**Material for the task**.
- Opening Delimiter -

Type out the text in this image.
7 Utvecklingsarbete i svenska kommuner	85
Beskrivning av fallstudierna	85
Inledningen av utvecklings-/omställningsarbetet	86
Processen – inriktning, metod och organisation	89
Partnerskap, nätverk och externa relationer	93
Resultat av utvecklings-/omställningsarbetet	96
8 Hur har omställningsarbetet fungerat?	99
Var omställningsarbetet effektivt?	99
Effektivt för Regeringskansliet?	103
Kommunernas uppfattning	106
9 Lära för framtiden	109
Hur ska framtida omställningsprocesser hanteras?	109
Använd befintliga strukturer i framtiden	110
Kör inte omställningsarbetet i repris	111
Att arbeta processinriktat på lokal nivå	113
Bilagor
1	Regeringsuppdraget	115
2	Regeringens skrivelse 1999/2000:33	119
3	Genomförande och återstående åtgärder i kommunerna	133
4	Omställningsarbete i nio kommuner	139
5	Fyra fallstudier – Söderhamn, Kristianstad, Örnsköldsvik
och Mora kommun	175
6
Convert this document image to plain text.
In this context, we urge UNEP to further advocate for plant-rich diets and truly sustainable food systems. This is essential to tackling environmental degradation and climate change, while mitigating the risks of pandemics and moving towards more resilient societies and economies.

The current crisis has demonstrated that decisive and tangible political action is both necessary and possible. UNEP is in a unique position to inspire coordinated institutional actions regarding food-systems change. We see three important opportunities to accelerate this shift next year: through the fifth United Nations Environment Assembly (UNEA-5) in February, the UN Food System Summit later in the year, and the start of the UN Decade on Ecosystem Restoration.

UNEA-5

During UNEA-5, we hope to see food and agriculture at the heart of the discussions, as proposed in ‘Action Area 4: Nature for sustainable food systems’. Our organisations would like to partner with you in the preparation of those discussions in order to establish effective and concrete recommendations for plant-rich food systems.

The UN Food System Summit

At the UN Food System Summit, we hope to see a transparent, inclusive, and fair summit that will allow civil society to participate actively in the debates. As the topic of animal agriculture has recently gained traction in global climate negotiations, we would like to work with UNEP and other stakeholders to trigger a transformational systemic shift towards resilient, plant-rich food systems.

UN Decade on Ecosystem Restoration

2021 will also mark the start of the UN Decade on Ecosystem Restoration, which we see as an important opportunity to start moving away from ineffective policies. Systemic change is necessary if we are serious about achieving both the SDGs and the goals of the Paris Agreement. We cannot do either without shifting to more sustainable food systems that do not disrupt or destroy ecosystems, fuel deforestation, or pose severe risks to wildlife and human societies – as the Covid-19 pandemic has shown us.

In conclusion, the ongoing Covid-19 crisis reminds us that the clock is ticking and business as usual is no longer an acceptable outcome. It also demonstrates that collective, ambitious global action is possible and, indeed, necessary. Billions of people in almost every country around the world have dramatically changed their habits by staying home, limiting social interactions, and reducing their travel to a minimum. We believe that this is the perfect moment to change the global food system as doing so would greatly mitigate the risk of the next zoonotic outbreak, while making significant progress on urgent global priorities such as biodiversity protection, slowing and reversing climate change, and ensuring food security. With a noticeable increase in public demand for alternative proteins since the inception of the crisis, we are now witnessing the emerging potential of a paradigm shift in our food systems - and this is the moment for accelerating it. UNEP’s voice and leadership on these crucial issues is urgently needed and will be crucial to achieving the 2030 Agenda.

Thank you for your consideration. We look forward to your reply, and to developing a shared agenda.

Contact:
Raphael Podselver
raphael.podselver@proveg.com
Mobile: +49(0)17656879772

- Closing Delimiter -
- Opening Delimiter -

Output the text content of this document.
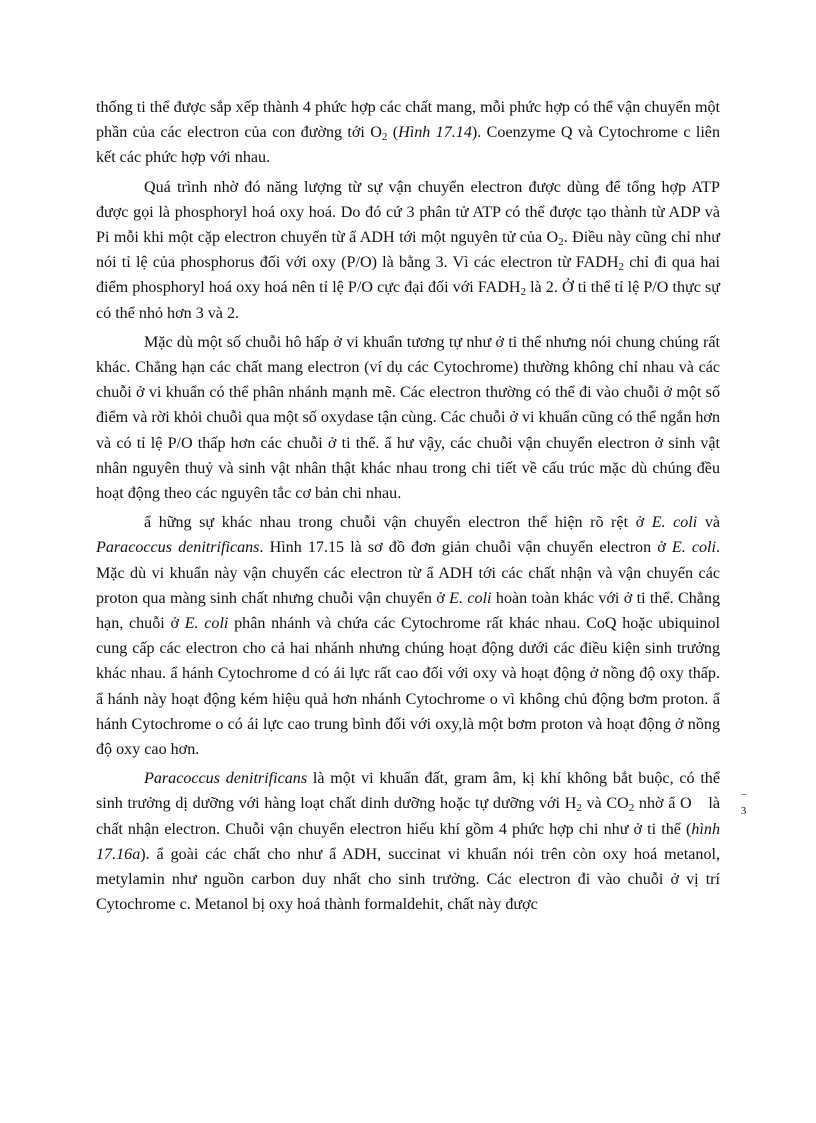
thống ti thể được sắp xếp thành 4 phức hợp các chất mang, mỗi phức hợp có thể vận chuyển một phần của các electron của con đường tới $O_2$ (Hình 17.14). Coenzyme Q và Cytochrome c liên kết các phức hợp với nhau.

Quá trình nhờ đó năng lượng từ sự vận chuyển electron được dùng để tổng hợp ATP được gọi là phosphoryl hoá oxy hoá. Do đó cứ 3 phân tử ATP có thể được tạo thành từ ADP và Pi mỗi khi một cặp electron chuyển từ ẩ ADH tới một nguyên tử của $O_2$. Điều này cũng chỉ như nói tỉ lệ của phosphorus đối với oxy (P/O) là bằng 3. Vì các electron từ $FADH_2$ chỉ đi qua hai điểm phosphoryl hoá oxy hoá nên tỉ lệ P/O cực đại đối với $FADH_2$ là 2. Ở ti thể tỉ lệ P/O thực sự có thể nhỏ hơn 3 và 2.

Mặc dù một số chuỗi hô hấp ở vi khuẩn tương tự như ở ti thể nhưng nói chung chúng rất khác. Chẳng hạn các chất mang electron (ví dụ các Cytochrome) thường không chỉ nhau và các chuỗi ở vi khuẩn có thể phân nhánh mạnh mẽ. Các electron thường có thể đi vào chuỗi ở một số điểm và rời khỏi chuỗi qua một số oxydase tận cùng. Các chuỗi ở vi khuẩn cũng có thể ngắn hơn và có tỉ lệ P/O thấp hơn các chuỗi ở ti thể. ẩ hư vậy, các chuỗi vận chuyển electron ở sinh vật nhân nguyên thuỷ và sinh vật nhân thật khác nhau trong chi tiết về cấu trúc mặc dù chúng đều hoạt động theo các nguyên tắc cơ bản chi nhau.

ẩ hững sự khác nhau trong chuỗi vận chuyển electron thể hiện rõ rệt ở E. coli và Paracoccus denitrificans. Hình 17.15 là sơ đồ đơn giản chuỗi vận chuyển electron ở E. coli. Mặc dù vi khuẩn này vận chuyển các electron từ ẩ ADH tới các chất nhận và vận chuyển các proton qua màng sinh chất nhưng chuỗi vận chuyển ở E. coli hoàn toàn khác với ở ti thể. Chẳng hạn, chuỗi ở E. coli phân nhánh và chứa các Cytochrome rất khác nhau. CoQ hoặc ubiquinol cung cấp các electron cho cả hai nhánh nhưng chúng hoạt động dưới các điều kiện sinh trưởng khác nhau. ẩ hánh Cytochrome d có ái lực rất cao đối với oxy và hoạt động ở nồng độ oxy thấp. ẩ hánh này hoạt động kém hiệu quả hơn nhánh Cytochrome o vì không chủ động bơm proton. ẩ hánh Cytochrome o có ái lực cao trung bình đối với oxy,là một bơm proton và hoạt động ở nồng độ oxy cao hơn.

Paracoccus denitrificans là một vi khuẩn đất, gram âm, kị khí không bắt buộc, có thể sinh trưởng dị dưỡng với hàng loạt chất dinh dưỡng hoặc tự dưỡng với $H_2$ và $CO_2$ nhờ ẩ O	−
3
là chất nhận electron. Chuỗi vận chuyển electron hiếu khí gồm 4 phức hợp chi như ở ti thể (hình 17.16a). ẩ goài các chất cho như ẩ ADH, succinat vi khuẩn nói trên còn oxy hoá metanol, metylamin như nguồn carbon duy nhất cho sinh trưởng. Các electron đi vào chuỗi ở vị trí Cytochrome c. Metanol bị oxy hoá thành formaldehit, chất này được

- Closing Delimiter -

**Task instructions**.
If a line in the entries holds the string "nhận", copy it.

**Completed task**.
ẩ hững sự khác nhau trong chuỗi vận chuyển electron thể hiện rõ rệt ở E. coli và Paracoccus denitrificans. Hình 17.15 là sơ đồ đơn giản chuỗi vận chuyển electron ở E. coli. Mặc dù vi khuẩn này vận chuyển các electron từ ẩ ADH tới các chất nhận và vận chuyển các proton qua màng sinh chất nhưng chuỗi vận chuyển ở E. coli hoàn toàn khác với ở ti thể. Chẳng hạn, chuỗi ở E. coli phân nhánh và chứa các Cytochrome rất khác nhau. CoQ hoặc ubiquinol cung cấp các electron cho cả hai nhánh nhưng chúng hoạt động dưới các điều kiện sinh trưởng khác nhau. ẩ hánh Cytochrome d có ái lực rất cao đối với oxy và hoạt động ở nồng độ oxy thấp. ẩ hánh này hoạt động kém hiệu quả hơn nhánh Cytochrome o vì không chủ động bơm proton. ẩ hánh Cytochrome o có ái lực cao trung bình đối với oxy,là một bơm proton và hoạt động ở nồng độ oxy cao hơn.
là chất nhận electron. Chuỗi vận chuyển electron hiếu khí gồm 4 phức hợp chi như ở ti thể (hình 17.16a). ẩ goài các chất cho như ẩ ADH, succinat vi khuẩn nói trên còn oxy hoá metanol, metylamin như nguồn carbon duy nhất cho sinh trưởng. Các electron đi vào chuỗi ở vị trí Cytochrome c. Metanol bị oxy hoá thành formaldehit, chất này được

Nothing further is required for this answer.